_Excerpt provided_.
____________________

All data were taken from basketball-reference.com. For each player the 2016-2017 season was selected using the site’s CSV for Excel feature and then copied into a text file for each player. This “raw” data is available on Github. All download code is available on github. Note, NA’s have been set for all player specific data for games where they did not play.
#online links
westbrook.url <- "https://raw.githubusercontent.com/RafaJones/NBA/master/Westbrook.csv"
harden.url <- "https://raw.githubusercontent.com/RafaJones/NBA/master/Harden.csv"
james.url <- "https://raw.githubusercontent.com/RafaJones/NBA/master/James.csv"
leonard.url <- "https://raw.githubusercontent.com/RafaJones/NBA/master/Leonard.csv"
thomas.url <- "https://raw.githubusercontent.com/RafaJones/NBA/master/Thomas.csv"
#download
download.file(westbrook.url, destfile = "./westbrook.csv")
download.file(harden.url, destfile = "./harden.csv")
download.file(james.url, destfile = "./james.csv")
download.file(leonard.url, destfile = "./leonard.csv")
download.file(thomas.url,destfile="./thomas.csv")
nastrings <- c("Did Not Play","Did Not Dress","Inactive","Not With Team")
#read with NAs
westbrook <- read.csv("westbrook.csv", stringsAsFactors = FALSE ,na.strings = nastrings)
harden <- read.csv("harden.csv", stringsAsFactors = FALSE ,na.strings = nastrings)
james <- read.csv("james.csv",stringsAsFactors = FALSE ,na.strings = nastrings)
leonard <- read.csv("leonard.csv",stringsAsFactors = FALSE ,na.strings = nastrings)
thomas <- read.csv("thomas.csv",stringsAsFactors = FALSE ,na.strings = nastrings)
#fixing the original columns due to issues with R reading ' % '
fixednames <- names(westbrook) #they all start with the same colnames
fixednames <- gsub("Rk","Team.Game", fixednames)
fixednames[2] <- "Player.Game"
fixednames[6] <- "Where"
fixednames[8] <- "Result"
fixednames[13] <- "FG.percent"
fixednames[14:16] <- c("3PM","3PA","3P.percent")
fixednames[19] <- "FT.percent"
fixednames[30]<- "Plus.Minus"
fixednames[31] <- "Playername"
#adding names for when all the data is merged
westbrook <- cbind(westbrook, rep("westbrook",82))
harden <- cbind(harden, rep("harden",82))
james <- cbind(james,rep("james",82))
leonard <- cbind(leonard, rep("leonard",82))
thomas <- cbind(thomas,rep("thomas",82))
#replacing the columns
colnames(westbrook) <- fixednames
colnames(harden) <- fixednames
colnames(james) <- fixednames
colnames(leonard) <- fixednames
colnames(thomas) <- fixednames
#this splits the game result/differential column into two columns
# Result (W or L) and Point.Diff
nbaresultsplit <- function(data) {
data <- data %>% separate(Result, c("Result","PointDiff"),"\\(")
data$PointDiff <- gsub("\\)","",data$PointDiff)
data$PointDiff <- as.numeric(data$PointDiff)

____________________

_Dataset records_.

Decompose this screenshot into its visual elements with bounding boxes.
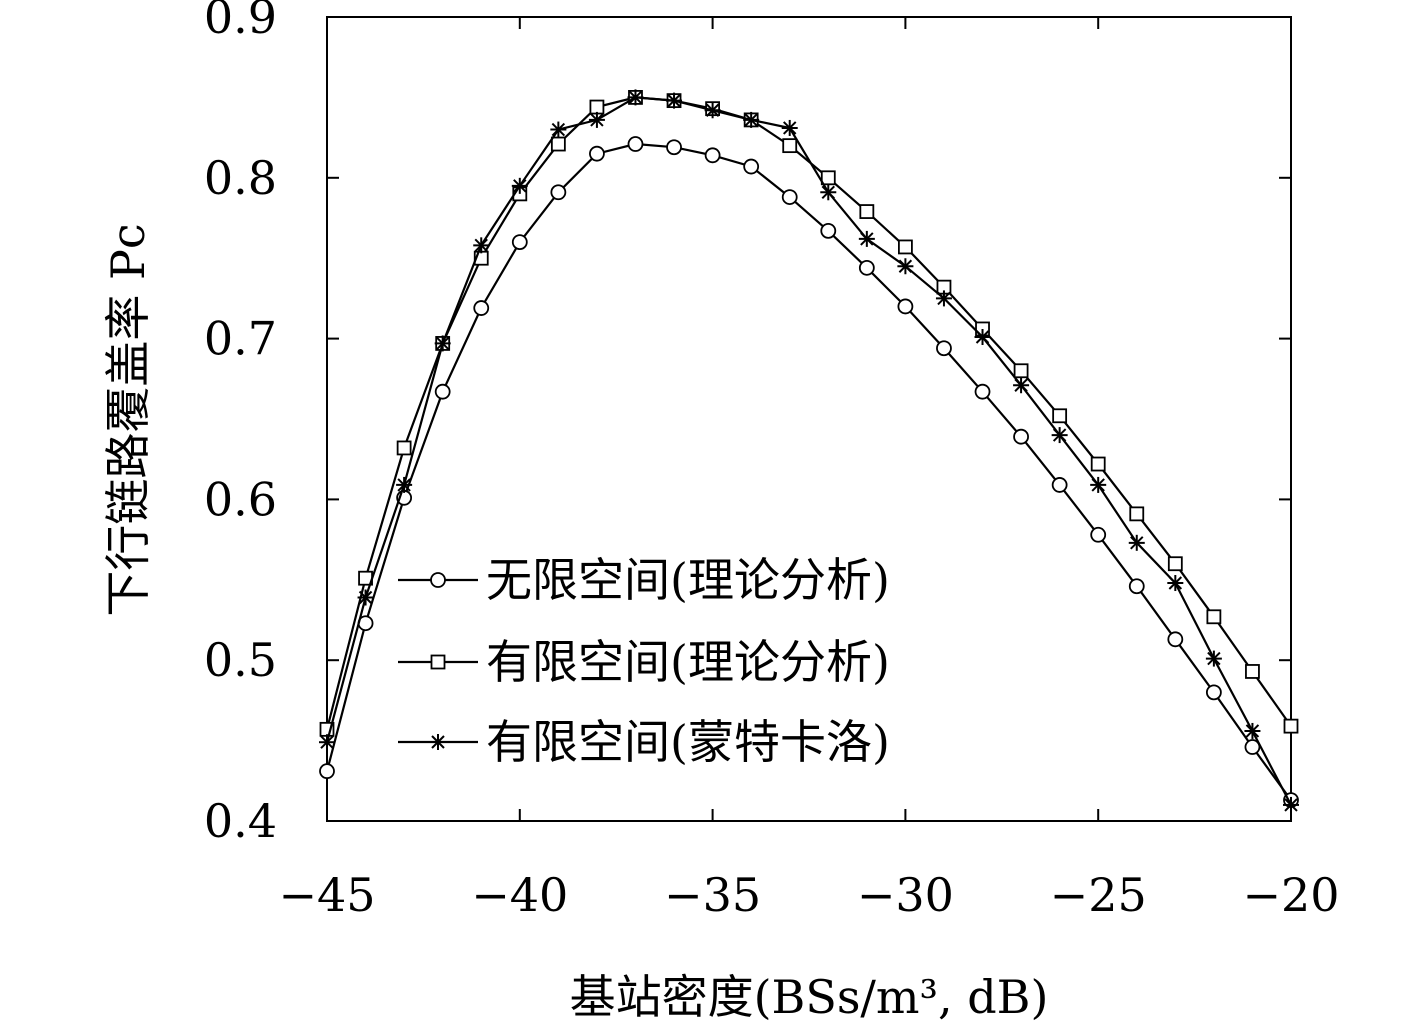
data-point-star bbox=[319, 734, 335, 751]
data-point-star bbox=[1244, 722, 1261, 739]
y-axis-label: 下行链路覆盖率 Pc bbox=[101, 223, 155, 616]
data-point-star bbox=[820, 184, 837, 201]
data-point-star bbox=[1205, 650, 1222, 667]
data-point-star bbox=[1051, 427, 1068, 444]
data-point-circle bbox=[743, 158, 760, 175]
data-point-circle bbox=[858, 259, 875, 276]
data-point-star bbox=[550, 121, 567, 138]
y-tick-label: 0.5 bbox=[204, 633, 277, 687]
data-point-circle bbox=[781, 189, 798, 205]
data-point-circle bbox=[666, 139, 682, 156]
data-point-circle bbox=[974, 383, 991, 400]
data-point-square bbox=[1167, 556, 1183, 572]
data-point-star bbox=[1283, 796, 1299, 813]
data-point-circle bbox=[1051, 477, 1068, 493]
data-point-square bbox=[1090, 456, 1106, 472]
data-point-circle bbox=[473, 300, 490, 316]
data-point-square bbox=[1245, 664, 1260, 679]
data-point-circle bbox=[1244, 739, 1261, 755]
data-point-square bbox=[550, 136, 566, 152]
y-tick-labels: 0.4 0.5 0.6 0.7 0.8 0.9 bbox=[204, 0, 277, 848]
data-point-star bbox=[1128, 534, 1145, 551]
legend-label-2: 有限空间(蒙特卡洛) bbox=[486, 715, 890, 769]
data-point-star bbox=[1013, 377, 1030, 394]
data-point-circle bbox=[1013, 428, 1029, 445]
data-point-star bbox=[897, 258, 914, 275]
data-point-star bbox=[627, 89, 644, 106]
series-0 bbox=[319, 136, 1299, 808]
series-line-0 bbox=[325, 142, 1292, 801]
y-tick-label: 0.7 bbox=[204, 312, 277, 366]
data-point-star bbox=[511, 177, 528, 194]
axis-ticks bbox=[326, 16, 1292, 822]
data-point-circle bbox=[1090, 526, 1107, 543]
data-point-circle bbox=[1205, 684, 1222, 701]
legend-item-1: 有限空间(理论分析) bbox=[398, 635, 890, 689]
data-point-star bbox=[357, 589, 374, 606]
data-point-star bbox=[858, 230, 875, 247]
data-point-square bbox=[859, 204, 875, 219]
legend-label-0: 无限空间(理论分析) bbox=[486, 553, 890, 607]
data-point-star bbox=[704, 102, 721, 119]
data-point-star bbox=[396, 476, 413, 493]
data-point-circle bbox=[897, 298, 914, 315]
legend-item-2: 有限空间(蒙特卡洛) bbox=[398, 715, 890, 769]
data-point-star bbox=[935, 290, 952, 307]
x-tick-label: −25 bbox=[1050, 868, 1147, 922]
data-point-circle bbox=[589, 145, 605, 162]
data-point-square bbox=[782, 138, 798, 154]
data-point-square bbox=[820, 170, 836, 186]
x-tick-labels: −45 −40 −35 −30 −25 −20 bbox=[278, 868, 1339, 922]
data-point-circle bbox=[434, 383, 451, 400]
x-axis-label: 基站密度(BSs/m³, dB) bbox=[570, 970, 1049, 1024]
data-point-star bbox=[974, 328, 991, 345]
legend-item-0: 无限空间(理论分析) bbox=[398, 553, 890, 607]
series-line-2 bbox=[325, 96, 1292, 806]
data-point-star bbox=[666, 92, 683, 109]
y-tick-label: 0.6 bbox=[204, 472, 277, 526]
x-tick-label: −20 bbox=[1242, 868, 1339, 922]
data-point-square bbox=[1206, 609, 1222, 625]
y-tick-label: 0.4 bbox=[204, 794, 277, 848]
legend-marker-star bbox=[430, 734, 446, 750]
y-tick-label: 0.9 bbox=[204, 0, 277, 44]
data-point-star bbox=[1090, 476, 1107, 493]
legend-label-1: 有限空间(理论分析) bbox=[486, 635, 890, 689]
legend-marker-circle bbox=[430, 572, 446, 588]
data-point-circle bbox=[550, 184, 567, 201]
x-tick-label: −45 bbox=[278, 868, 375, 922]
data-point-circle bbox=[627, 136, 644, 152]
data-point-star bbox=[473, 237, 490, 254]
data-point-square bbox=[589, 99, 605, 115]
data-point-circle bbox=[1167, 631, 1184, 648]
data-point-square bbox=[1129, 506, 1145, 522]
data-point-star bbox=[743, 111, 760, 128]
y-tick-label: 0.8 bbox=[204, 151, 277, 205]
data-point-star bbox=[434, 335, 451, 352]
data-point-circle bbox=[820, 222, 837, 239]
data-point-circle bbox=[936, 340, 952, 357]
plot-area-frame bbox=[326, 16, 1292, 822]
data-point-circle bbox=[1128, 578, 1145, 595]
data-point-square bbox=[898, 239, 913, 255]
legend: 无限空间(理论分析) 有限空间(理论分析) 有限空间(蒙特卡洛) bbox=[398, 553, 890, 769]
data-point-star bbox=[588, 111, 605, 128]
legend-marker-square bbox=[430, 654, 446, 670]
data-point-circle bbox=[319, 763, 335, 780]
x-tick-label: −35 bbox=[664, 868, 761, 922]
data-point-square bbox=[396, 440, 412, 456]
data-point-star bbox=[781, 119, 798, 136]
x-tick-label: −40 bbox=[471, 868, 568, 922]
data-point-square bbox=[1052, 408, 1068, 424]
data-point-circle bbox=[511, 234, 528, 251]
data-point-square bbox=[1283, 718, 1299, 734]
data-point-circle bbox=[704, 147, 721, 164]
series-layer bbox=[319, 89, 1299, 813]
x-tick-label: −30 bbox=[857, 868, 954, 922]
data-point-star bbox=[1167, 575, 1184, 592]
series-2 bbox=[319, 89, 1299, 813]
data-point-square bbox=[1013, 363, 1029, 379]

____________________

_Work to complete_.
a. In the NBA data text, which season was selected for each player?
b. In the listing, rewrite everything from the line containing "data-point-star bbox=[319, 734, 335, 751]" down to the line containing "data-point-star bbox=[550, 121, 567, 138]", both lines included, changing "data-point-circle" to "data-point-dot" and leaving the rest untouched. Return only those lines.
The NBA data text and the listing have nothing to do with each other.

_Set of answers_.
a. The 2016-2017 season.

b.
data-point-star bbox=[319, 734, 335, 751]
data-point-star bbox=[1244, 722, 1261, 739]
y-axis-label: 下行链路覆盖率 Pc bbox=[101, 223, 155, 616]
data-point-star bbox=[820, 184, 837, 201]
data-point-star bbox=[1205, 650, 1222, 667]
data-point-star bbox=[1051, 427, 1068, 444]
data-point-dot bbox=[743, 158, 760, 175]
data-point-dot bbox=[858, 259, 875, 276]
data-point-star bbox=[550, 121, 567, 138]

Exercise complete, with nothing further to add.